■ TASK INSTRUCTIONS
Repeat the whole listing exactly as written.

■ DATA TO USE
::::
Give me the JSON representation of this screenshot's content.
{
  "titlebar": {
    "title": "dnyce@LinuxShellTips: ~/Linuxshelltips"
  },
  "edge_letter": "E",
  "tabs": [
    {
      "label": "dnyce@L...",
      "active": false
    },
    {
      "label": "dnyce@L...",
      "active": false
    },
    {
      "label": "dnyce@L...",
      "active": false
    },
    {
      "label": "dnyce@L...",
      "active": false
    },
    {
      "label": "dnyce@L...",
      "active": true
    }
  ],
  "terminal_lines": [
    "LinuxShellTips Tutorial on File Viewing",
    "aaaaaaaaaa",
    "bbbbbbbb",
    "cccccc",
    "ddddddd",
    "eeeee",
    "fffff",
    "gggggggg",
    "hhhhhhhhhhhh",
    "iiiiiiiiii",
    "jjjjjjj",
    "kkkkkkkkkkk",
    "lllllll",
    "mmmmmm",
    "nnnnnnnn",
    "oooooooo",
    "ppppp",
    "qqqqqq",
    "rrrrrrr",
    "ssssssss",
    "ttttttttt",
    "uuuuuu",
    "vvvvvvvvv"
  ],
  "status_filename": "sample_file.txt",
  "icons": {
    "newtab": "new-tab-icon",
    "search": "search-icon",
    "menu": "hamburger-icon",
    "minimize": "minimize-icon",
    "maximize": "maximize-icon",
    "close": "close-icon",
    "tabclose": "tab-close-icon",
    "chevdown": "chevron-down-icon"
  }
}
::::
■ ANSWER FOR THE TASK
Give me the JSON representation of this screenshot's content.
{
  "titlebar": {
    "title": "dnyce@LinuxShellTips: ~/Linuxshelltips"
  },
  "edge_letter": "E",
  "tabs": [
    {
      "label": "dnyce@L...",
      "active": false
    },
    {
      "label": "dnyce@L...",
      "active": false
    },
    {
      "label": "dnyce@L...",
      "active": false
    },
    {
      "label": "dnyce@L...",
      "active": false
    },
    {
      "label": "dnyce@L...",
      "active": true
    }
  ],
  "terminal_lines": [
    "LinuxShellTips Tutorial on File Viewing",
    "aaaaaaaaaa",
    "bbbbbbbb",
    "cccccc",
    "ddddddd",
    "eeeee",
    "fffff",
    "gggggggg",
    "hhhhhhhhhhhh",
    "iiiiiiiiii",
    "jjjjjjj",
    "kkkkkkkkkkk",
    "lllllll",
    "mmmmmm",
    "nnnnnnnn",
    "oooooooo",
    "ppppp",
    "qqqqqq",
    "rrrrrrr",
    "ssssssss",
    "ttttttttt",
    "uuuuuu",
    "vvvvvvvvv"
  ],
  "status_filename": "sample_file.txt",
  "icons": {
    "newtab": "new-tab-icon",
    "search": "search-icon",
    "menu": "hamburger-icon",
    "minimize": "minimize-icon",
    "maximize": "maximize-icon",
    "close": "close-icon",
    "tabclose": "tab-close-icon",
    "chevdown": "chevron-down-icon"
  }
}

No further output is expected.